● RECORDS FOR THE EXERCISE:
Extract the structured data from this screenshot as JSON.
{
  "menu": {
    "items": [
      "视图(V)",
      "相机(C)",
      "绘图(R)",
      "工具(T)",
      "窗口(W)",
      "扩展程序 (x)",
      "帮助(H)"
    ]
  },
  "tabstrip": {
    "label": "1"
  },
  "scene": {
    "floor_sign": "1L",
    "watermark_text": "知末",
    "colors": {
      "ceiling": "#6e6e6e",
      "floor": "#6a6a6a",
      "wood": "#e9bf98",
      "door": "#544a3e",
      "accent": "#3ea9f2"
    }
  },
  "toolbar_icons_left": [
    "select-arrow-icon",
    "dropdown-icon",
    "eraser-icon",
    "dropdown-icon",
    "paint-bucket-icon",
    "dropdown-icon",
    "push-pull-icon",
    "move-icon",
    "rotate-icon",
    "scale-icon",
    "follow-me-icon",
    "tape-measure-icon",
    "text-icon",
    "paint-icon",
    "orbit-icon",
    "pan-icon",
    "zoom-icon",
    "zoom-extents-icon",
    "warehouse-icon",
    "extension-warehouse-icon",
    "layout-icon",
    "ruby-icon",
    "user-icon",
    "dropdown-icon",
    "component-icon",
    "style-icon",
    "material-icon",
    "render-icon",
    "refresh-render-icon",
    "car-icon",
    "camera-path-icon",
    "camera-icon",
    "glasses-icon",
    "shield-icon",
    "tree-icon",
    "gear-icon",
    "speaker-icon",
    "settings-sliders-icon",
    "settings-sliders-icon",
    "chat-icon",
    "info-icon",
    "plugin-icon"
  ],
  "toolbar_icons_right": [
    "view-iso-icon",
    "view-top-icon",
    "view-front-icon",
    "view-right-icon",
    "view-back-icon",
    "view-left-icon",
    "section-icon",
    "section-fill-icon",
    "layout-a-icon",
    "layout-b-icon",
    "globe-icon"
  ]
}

● TASK TO CARRY OUT: Restate the data above exactly, keeping each word as it stands.

● ANSWER IN FULL:
Extract the structured data from this screenshot as JSON.
{
  "menu": {
    "items": [
      "视图(V)",
      "相机(C)",
      "绘图(R)",
      "工具(T)",
      "窗口(W)",
      "扩展程序 (x)",
      "帮助(H)"
    ]
  },
  "tabstrip": {
    "label": "1"
  },
  "scene": {
    "floor_sign": "1L",
    "watermark_text": "知末",
    "colors": {
      "ceiling": "#6e6e6e",
      "floor": "#6a6a6a",
      "wood": "#e9bf98",
      "door": "#544a3e",
      "accent": "#3ea9f2"
    }
  },
  "toolbar_icons_left": [
    "select-arrow-icon",
    "dropdown-icon",
    "eraser-icon",
    "dropdown-icon",
    "paint-bucket-icon",
    "dropdown-icon",
    "push-pull-icon",
    "move-icon",
    "rotate-icon",
    "scale-icon",
    "follow-me-icon",
    "tape-measure-icon",
    "text-icon",
    "paint-icon",
    "orbit-icon",
    "pan-icon",
    "zoom-icon",
    "zoom-extents-icon",
    "warehouse-icon",
    "extension-warehouse-icon",
    "layout-icon",
    "ruby-icon",
    "user-icon",
    "dropdown-icon",
    "component-icon",
    "style-icon",
    "material-icon",
    "render-icon",
    "refresh-render-icon",
    "car-icon",
    "camera-path-icon",
    "camera-icon",
    "glasses-icon",
    "shield-icon",
    "tree-icon",
    "gear-icon",
    "speaker-icon",
    "settings-sliders-icon",
    "settings-sliders-icon",
    "chat-icon",
    "info-icon",
    "plugin-icon"
  ],
  "toolbar_icons_right": [
    "view-iso-icon",
    "view-top-icon",
    "view-front-icon",
    "view-right-icon",
    "view-back-icon",
    "view-left-icon",
    "section-icon",
    "section-fill-icon",
    "layout-a-icon",
    "layout-b-icon",
    "globe-icon"
  ]
}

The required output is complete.